* **TASK REQUIREMENTS**
Starting from the line containing "Give me a plain-text", write out the rest of the entries exactly, through the final line, including nothing else.

──────────────────────────────

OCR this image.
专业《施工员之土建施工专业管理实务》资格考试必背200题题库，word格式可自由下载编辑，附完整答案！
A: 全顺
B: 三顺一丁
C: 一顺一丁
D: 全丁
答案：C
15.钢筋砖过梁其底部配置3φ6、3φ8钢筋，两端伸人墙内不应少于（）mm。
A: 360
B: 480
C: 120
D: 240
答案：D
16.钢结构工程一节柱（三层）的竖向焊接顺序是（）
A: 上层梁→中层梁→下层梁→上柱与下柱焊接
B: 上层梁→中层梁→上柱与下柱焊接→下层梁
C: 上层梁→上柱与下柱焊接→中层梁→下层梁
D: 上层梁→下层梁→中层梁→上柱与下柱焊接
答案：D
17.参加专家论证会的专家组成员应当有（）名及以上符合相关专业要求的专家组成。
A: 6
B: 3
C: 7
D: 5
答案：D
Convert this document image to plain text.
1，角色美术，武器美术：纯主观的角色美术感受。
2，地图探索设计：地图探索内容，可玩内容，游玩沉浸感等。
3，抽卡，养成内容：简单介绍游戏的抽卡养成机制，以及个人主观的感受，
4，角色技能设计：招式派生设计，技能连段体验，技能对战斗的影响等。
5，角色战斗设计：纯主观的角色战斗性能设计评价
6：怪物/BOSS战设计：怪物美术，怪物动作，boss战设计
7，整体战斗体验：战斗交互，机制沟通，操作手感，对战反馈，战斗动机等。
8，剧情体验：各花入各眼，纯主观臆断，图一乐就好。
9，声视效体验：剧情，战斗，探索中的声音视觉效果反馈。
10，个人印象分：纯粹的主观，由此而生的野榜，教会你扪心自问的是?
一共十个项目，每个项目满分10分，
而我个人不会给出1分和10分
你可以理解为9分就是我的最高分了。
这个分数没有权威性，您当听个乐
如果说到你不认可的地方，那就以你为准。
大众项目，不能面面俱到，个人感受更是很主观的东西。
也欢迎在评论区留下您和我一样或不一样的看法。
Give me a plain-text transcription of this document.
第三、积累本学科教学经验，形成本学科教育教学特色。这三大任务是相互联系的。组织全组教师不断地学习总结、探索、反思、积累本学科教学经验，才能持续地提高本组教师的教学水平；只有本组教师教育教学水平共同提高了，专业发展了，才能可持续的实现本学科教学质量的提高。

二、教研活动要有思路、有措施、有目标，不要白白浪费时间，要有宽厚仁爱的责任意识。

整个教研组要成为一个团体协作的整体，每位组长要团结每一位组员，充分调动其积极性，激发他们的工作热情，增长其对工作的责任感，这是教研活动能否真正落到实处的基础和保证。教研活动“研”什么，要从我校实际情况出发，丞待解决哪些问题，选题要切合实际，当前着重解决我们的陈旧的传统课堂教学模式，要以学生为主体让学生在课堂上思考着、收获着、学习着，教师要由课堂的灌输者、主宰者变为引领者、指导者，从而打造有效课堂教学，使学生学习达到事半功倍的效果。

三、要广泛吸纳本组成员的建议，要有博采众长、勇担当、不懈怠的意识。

──────────────────────────────

* **RESPONSE**
Give me a plain-text transcription of this document.
第三、积累本学科教学经验，形成本学科教育教学特色。这三大任务是相互联系的。组织全组教师不断地学习总结、探索、反思、积累本学科教学经验，才能持续地提高本组教师的教学水平；只有本组教师教育教学水平共同提高了，专业发展了，才能可持续的实现本学科教学质量的提高。

二、教研活动要有思路、有措施、有目标，不要白白浪费时间，要有宽厚仁爱的责任意识。

整个教研组要成为一个团体协作的整体，每位组长要团结每一位组员，充分调动其积极性，激发他们的工作热情，增长其对工作的责任感，这是教研活动能否真正落到实处的基础和保证。教研活动“研”什么，要从我校实际情况出发，丞待解决哪些问题，选题要切合实际，当前着重解决我们的陈旧的传统课堂教学模式，要以学生为主体让学生在课堂上思考着、收获着、学习着，教师要由课堂的灌输者、主宰者变为引领者、指导者，从而打造有效课堂教学，使学生学习达到事半功倍的效果。

三、要广泛吸纳本组成员的建议，要有博采众长、勇担当、不懈怠的意识。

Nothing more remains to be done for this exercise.